** EXERCISE AIM **
Sort through the entries below and pull out lines containing the word "государственных".

--- Begin TASK MATERIAL ---

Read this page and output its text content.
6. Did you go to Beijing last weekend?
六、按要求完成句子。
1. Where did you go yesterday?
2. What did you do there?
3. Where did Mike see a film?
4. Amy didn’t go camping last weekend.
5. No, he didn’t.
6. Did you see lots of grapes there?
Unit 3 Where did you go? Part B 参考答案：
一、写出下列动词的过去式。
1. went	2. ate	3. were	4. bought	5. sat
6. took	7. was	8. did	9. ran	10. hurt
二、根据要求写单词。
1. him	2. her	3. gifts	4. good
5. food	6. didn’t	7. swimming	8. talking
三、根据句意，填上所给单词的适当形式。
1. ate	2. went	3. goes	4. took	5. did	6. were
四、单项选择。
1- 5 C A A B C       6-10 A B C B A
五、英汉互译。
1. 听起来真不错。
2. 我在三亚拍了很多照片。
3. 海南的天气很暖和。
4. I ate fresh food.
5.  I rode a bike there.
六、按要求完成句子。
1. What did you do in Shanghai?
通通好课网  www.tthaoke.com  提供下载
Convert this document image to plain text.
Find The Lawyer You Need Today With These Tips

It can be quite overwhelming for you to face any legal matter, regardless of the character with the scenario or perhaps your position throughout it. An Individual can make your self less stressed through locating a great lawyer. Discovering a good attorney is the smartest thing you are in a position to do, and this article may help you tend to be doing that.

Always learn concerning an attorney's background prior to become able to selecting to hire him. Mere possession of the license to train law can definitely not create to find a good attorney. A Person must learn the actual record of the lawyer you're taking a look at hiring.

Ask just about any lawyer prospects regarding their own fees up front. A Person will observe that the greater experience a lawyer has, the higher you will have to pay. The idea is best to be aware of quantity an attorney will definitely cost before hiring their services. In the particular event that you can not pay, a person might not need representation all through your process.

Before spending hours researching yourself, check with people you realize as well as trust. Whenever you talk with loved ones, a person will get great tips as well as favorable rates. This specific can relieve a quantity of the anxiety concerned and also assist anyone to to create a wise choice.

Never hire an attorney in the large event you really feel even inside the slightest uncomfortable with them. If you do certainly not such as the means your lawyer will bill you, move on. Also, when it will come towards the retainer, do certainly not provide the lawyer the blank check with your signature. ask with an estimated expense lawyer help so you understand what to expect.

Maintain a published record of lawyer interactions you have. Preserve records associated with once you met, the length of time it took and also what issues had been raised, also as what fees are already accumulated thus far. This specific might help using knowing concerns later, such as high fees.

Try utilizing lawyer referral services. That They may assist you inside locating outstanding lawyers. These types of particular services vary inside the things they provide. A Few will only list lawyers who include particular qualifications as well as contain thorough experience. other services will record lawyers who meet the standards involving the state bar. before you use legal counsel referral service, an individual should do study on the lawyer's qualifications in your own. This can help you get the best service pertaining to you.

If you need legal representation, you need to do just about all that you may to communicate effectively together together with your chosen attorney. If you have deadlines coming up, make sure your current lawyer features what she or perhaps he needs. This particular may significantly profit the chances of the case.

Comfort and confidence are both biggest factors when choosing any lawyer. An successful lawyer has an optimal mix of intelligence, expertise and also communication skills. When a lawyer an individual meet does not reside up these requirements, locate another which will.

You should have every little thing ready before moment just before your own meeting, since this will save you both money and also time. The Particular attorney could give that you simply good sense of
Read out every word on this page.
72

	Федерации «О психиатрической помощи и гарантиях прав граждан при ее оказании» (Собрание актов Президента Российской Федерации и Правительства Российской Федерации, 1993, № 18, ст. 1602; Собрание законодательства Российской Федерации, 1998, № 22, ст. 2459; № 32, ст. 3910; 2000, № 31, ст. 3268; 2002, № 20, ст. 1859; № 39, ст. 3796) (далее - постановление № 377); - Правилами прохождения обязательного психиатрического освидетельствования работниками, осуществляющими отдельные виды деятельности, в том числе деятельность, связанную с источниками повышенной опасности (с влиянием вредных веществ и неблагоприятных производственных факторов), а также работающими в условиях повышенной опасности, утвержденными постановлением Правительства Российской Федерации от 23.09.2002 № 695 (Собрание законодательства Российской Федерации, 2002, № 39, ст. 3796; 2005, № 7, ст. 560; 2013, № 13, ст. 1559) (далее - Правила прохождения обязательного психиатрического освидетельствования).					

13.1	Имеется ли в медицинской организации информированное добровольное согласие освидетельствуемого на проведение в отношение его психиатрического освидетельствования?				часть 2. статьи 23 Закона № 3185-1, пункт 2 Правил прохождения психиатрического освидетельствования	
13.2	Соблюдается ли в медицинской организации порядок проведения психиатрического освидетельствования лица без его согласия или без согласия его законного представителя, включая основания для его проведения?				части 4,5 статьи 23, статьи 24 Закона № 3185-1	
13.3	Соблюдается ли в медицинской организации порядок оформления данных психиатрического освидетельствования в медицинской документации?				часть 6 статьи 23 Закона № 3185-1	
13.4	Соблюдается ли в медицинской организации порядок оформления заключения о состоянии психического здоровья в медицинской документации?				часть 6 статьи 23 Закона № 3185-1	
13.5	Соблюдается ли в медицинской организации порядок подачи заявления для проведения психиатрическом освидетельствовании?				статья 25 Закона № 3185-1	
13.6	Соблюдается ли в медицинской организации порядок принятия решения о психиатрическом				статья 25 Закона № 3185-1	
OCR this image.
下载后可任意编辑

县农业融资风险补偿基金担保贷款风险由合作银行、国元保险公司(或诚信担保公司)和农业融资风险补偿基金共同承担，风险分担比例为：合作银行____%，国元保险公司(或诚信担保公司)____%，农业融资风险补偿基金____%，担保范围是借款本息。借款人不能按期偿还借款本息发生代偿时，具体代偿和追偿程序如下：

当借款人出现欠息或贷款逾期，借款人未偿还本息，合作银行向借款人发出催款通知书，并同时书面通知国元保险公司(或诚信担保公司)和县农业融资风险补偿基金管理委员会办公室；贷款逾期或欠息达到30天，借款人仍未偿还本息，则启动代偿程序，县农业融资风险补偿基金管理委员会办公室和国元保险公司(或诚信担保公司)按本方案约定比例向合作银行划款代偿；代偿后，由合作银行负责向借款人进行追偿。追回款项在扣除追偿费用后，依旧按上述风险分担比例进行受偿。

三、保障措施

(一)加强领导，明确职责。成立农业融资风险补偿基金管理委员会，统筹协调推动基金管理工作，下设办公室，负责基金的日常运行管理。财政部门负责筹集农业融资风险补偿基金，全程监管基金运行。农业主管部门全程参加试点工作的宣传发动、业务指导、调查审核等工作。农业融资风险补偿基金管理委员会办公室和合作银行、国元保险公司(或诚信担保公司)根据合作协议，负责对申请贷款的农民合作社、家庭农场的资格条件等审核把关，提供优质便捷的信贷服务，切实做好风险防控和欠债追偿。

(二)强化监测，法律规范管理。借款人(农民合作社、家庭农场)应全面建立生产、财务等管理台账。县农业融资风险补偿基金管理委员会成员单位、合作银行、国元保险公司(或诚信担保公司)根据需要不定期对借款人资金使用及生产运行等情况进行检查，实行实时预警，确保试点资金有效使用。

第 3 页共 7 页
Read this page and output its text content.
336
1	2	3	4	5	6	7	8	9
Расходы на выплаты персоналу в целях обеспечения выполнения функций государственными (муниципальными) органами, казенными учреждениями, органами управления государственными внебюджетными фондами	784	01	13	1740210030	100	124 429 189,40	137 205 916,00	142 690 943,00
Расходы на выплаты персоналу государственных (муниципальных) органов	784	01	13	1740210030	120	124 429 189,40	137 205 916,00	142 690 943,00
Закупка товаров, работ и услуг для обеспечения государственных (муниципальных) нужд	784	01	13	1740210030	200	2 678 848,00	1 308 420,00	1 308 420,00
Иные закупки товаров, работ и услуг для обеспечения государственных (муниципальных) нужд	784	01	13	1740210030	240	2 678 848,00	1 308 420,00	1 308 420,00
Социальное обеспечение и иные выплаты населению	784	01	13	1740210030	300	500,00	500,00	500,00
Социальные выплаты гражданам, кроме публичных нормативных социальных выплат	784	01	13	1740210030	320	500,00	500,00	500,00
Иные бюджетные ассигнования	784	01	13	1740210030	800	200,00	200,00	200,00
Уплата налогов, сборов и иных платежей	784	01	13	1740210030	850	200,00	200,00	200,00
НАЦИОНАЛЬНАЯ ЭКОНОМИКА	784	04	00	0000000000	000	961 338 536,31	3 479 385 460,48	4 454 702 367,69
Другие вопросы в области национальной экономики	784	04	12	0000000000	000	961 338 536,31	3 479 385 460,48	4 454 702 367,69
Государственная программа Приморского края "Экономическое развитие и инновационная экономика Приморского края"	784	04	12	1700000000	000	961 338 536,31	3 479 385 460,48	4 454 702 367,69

--- End TASK MATERIAL ---

** ANSWER TO THIS EXERCISE **
Расходы на выплаты персоналу государственных (муниципальных) органов	784	01	13	1740210030	120	124 429 189,40	137 205 916,00	142 690 943,00
Закупка товаров, работ и услуг для обеспечения государственных (муниципальных) нужд	784	01	13	1740210030	200	2 678 848,00	1 308 420,00	1 308 420,00
Иные закупки товаров, работ и услуг для обеспечения государственных (муниципальных) нужд	784	01	13	1740210030	240	2 678 848,00	1 308 420,00	1 308 420,00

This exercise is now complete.